Below is a block of records; return all of them exactly, but without the images.

---- Dataset rows

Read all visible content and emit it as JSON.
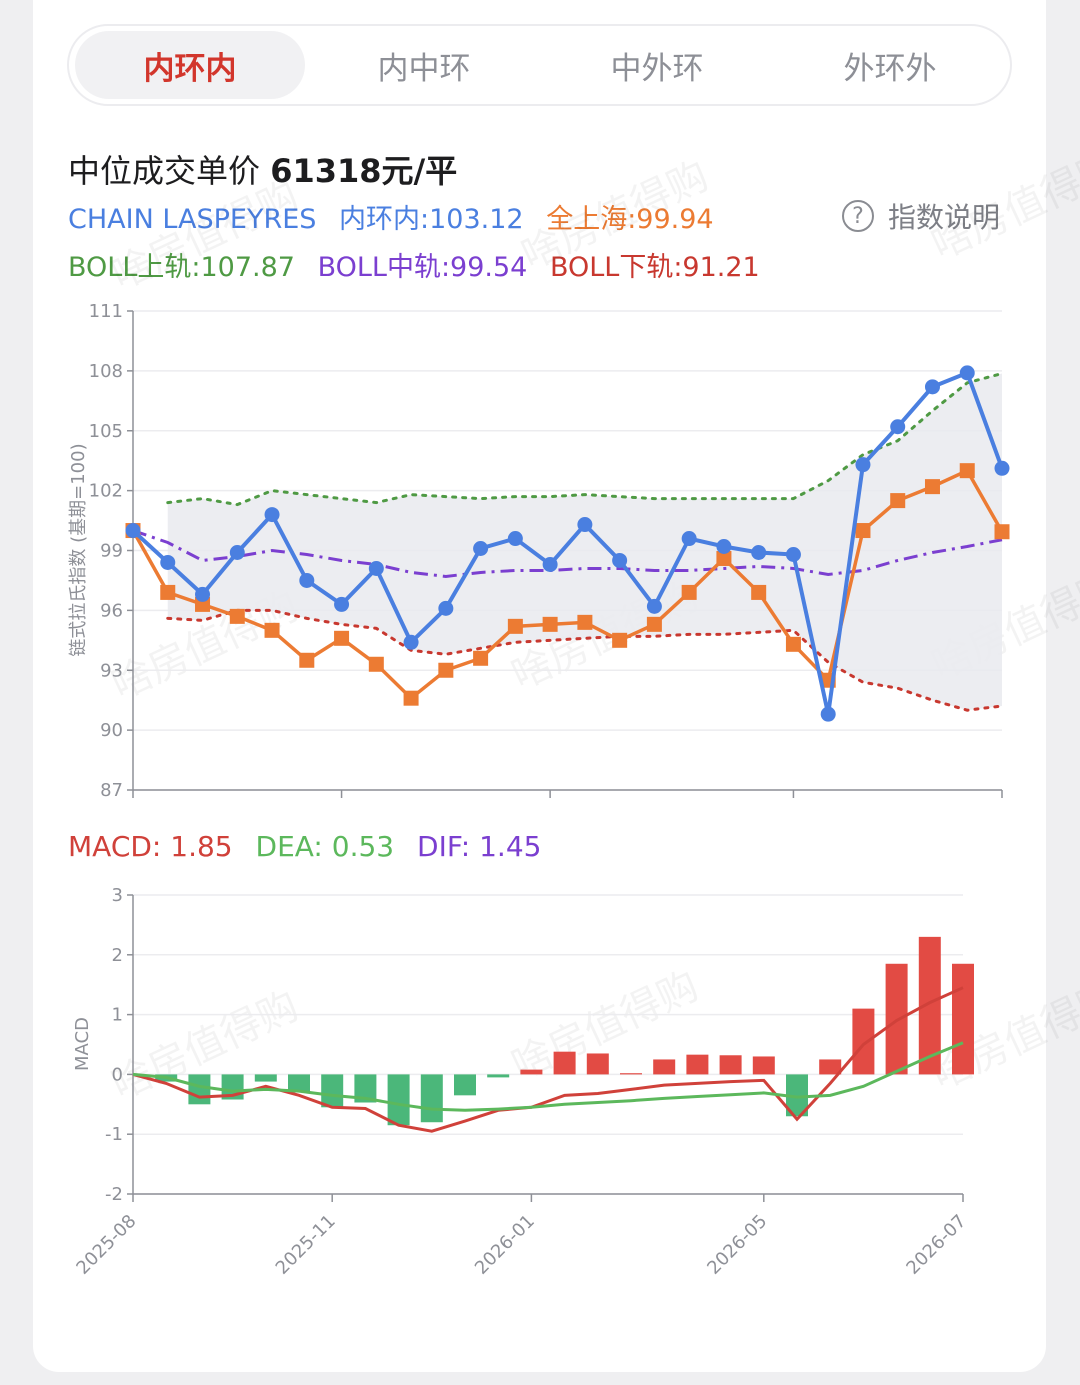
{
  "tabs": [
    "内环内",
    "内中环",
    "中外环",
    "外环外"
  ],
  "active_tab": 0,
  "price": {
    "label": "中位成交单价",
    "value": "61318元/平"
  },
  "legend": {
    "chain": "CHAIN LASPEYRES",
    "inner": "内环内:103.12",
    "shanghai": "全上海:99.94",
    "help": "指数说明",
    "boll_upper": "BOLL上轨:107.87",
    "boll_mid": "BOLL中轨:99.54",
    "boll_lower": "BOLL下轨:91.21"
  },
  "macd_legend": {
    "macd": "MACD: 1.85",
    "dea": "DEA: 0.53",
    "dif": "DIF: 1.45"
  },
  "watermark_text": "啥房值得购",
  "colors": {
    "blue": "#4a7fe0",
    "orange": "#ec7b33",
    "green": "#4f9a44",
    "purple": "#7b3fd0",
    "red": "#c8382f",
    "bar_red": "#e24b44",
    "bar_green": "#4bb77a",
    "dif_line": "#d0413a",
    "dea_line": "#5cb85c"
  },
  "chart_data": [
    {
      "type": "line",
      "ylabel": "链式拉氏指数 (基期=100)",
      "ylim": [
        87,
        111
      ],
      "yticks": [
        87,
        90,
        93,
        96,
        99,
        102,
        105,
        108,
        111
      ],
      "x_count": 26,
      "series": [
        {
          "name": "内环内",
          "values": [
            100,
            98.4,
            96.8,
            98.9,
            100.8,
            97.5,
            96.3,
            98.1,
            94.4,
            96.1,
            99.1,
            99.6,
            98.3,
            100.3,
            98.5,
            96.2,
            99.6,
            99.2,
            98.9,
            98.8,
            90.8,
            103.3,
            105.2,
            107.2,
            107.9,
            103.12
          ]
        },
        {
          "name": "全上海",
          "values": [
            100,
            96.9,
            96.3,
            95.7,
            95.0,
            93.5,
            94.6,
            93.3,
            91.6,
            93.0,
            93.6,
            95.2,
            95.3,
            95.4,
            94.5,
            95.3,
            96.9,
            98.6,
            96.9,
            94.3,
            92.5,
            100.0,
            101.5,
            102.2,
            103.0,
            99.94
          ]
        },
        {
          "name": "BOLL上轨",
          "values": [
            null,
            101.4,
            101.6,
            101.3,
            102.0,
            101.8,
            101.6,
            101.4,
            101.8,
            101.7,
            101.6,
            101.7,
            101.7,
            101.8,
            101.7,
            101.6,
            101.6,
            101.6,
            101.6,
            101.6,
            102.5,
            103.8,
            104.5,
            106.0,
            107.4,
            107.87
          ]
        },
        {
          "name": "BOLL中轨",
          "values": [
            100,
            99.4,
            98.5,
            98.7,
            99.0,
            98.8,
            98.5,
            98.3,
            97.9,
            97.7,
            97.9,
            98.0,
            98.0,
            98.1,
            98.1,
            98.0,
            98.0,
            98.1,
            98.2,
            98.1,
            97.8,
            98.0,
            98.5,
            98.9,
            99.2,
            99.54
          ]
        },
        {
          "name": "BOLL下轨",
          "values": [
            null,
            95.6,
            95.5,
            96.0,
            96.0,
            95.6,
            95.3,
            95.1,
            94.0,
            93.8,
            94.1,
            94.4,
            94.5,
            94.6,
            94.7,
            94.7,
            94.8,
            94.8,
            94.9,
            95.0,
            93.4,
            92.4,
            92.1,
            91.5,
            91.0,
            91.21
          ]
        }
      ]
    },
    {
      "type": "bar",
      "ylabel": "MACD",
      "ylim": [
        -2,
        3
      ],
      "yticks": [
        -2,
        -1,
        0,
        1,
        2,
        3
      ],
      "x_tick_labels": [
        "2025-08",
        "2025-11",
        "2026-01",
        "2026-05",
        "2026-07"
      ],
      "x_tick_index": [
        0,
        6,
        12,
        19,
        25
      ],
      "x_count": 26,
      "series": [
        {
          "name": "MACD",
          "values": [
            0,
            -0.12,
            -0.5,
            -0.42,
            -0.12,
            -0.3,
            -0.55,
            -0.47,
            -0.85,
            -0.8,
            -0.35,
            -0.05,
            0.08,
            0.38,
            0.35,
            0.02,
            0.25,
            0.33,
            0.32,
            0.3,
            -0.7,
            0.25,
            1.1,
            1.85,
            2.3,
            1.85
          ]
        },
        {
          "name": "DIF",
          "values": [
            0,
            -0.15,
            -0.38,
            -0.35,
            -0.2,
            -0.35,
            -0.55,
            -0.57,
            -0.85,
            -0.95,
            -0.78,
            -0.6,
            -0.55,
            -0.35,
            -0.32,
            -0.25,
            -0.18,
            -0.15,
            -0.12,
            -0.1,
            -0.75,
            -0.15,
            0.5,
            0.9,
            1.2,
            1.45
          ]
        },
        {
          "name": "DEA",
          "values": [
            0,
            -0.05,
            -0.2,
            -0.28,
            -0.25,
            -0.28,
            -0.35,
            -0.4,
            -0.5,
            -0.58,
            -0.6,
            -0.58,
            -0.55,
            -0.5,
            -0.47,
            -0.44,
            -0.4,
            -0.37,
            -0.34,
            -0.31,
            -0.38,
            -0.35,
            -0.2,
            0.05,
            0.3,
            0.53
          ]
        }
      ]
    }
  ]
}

--------

=== Exercise output ===
Read all visible content and emit it as JSON.
{
  "tabs": [
    "内环内",
    "内中环",
    "中外环",
    "外环外"
  ],
  "active_tab": 0,
  "price": {
    "label": "中位成交单价",
    "value": "61318元/平"
  },
  "legend": {
    "chain": "CHAIN LASPEYRES",
    "inner": "内环内:103.12",
    "shanghai": "全上海:99.94",
    "help": "指数说明",
    "boll_upper": "BOLL上轨:107.87",
    "boll_mid": "BOLL中轨:99.54",
    "boll_lower": "BOLL下轨:91.21"
  },
  "macd_legend": {
    "macd": "MACD: 1.85",
    "dea": "DEA: 0.53",
    "dif": "DIF: 1.45"
  },
  "watermark_text": "啥房值得购",
  "colors": {
    "blue": "#4a7fe0",
    "orange": "#ec7b33",
    "green": "#4f9a44",
    "purple": "#7b3fd0",
    "red": "#c8382f",
    "bar_red": "#e24b44",
    "bar_green": "#4bb77a",
    "dif_line": "#d0413a",
    "dea_line": "#5cb85c"
  },
  "chart_data": [
    {
      "type": "line",
      "ylabel": "链式拉氏指数 (基期=100)",
      "ylim": [
        87,
        111
      ],
      "yticks": [
        87,
        90,
        93,
        96,
        99,
        102,
        105,
        108,
        111
      ],
      "x_count": 26,
      "series": [
        {
          "name": "内环内",
          "values": [
            100,
            98.4,
            96.8,
            98.9,
            100.8,
            97.5,
            96.3,
            98.1,
            94.4,
            96.1,
            99.1,
            99.6,
            98.3,
            100.3,
            98.5,
            96.2,
            99.6,
            99.2,
            98.9,
            98.8,
            90.8,
            103.3,
            105.2,
            107.2,
            107.9,
            103.12
          ]
        },
        {
          "name": "全上海",
          "values": [
            100,
            96.9,
            96.3,
            95.7,
            95.0,
            93.5,
            94.6,
            93.3,
            91.6,
            93.0,
            93.6,
            95.2,
            95.3,
            95.4,
            94.5,
            95.3,
            96.9,
            98.6,
            96.9,
            94.3,
            92.5,
            100.0,
            101.5,
            102.2,
            103.0,
            99.94
          ]
        },
        {
          "name": "BOLL上轨",
          "values": [
            null,
            101.4,
            101.6,
            101.3,
            102.0,
            101.8,
            101.6,
            101.4,
            101.8,
            101.7,
            101.6,
            101.7,
            101.7,
            101.8,
            101.7,
            101.6,
            101.6,
            101.6,
            101.6,
            101.6,
            102.5,
            103.8,
            104.5,
            106.0,
            107.4,
            107.87
          ]
        },
        {
          "name": "BOLL中轨",
          "values": [
            100,
            99.4,
            98.5,
            98.7,
            99.0,
            98.8,
            98.5,
            98.3,
            97.9,
            97.7,
            97.9,
            98.0,
            98.0,
            98.1,
            98.1,
            98.0,
            98.0,
            98.1,
            98.2,
            98.1,
            97.8,
            98.0,
            98.5,
            98.9,
            99.2,
            99.54
          ]
        },
        {
          "name": "BOLL下轨",
          "values": [
            null,
            95.6,
            95.5,
            96.0,
            96.0,
            95.6,
            95.3,
            95.1,
            94.0,
            93.8,
            94.1,
            94.4,
            94.5,
            94.6,
            94.7,
            94.7,
            94.8,
            94.8,
            94.9,
            95.0,
            93.4,
            92.4,
            92.1,
            91.5,
            91.0,
            91.21
          ]
        }
      ]
    },
    {
      "type": "bar",
      "ylabel": "MACD",
      "ylim": [
        -2,
        3
      ],
      "yticks": [
        -2,
        -1,
        0,
        1,
        2,
        3
      ],
      "x_tick_labels": [
        "2025-08",
        "2025-11",
        "2026-01",
        "2026-05",
        "2026-07"
      ],
      "x_tick_index": [
        0,
        6,
        12,
        19,
        25
      ],
      "x_count": 26,
      "series": [
        {
          "name": "MACD",
          "values": [
            0,
            -0.12,
            -0.5,
            -0.42,
            -0.12,
            -0.3,
            -0.55,
            -0.47,
            -0.85,
            -0.8,
            -0.35,
            -0.05,
            0.08,
            0.38,
            0.35,
            0.02,
            0.25,
            0.33,
            0.32,
            0.3,
            -0.7,
            0.25,
            1.1,
            1.85,
            2.3,
            1.85
          ]
        },
        {
          "name": "DIF",
          "values": [
            0,
            -0.15,
            -0.38,
            -0.35,
            -0.2,
            -0.35,
            -0.55,
            -0.57,
            -0.85,
            -0.95,
            -0.78,
            -0.6,
            -0.55,
            -0.35,
            -0.32,
            -0.25,
            -0.18,
            -0.15,
            -0.12,
            -0.1,
            -0.75,
            -0.15,
            0.5,
            0.9,
            1.2,
            1.45
          ]
        },
        {
          "name": "DEA",
          "values": [
            0,
            -0.05,
            -0.2,
            -0.28,
            -0.25,
            -0.28,
            -0.35,
            -0.4,
            -0.5,
            -0.58,
            -0.6,
            -0.58,
            -0.55,
            -0.5,
            -0.47,
            -0.44,
            -0.4,
            -0.37,
            -0.34,
            -0.31,
            -0.38,
            -0.35,
            -0.2,
            0.05,
            0.3,
            0.53
          ]
        }
      ]
    }
  ]
}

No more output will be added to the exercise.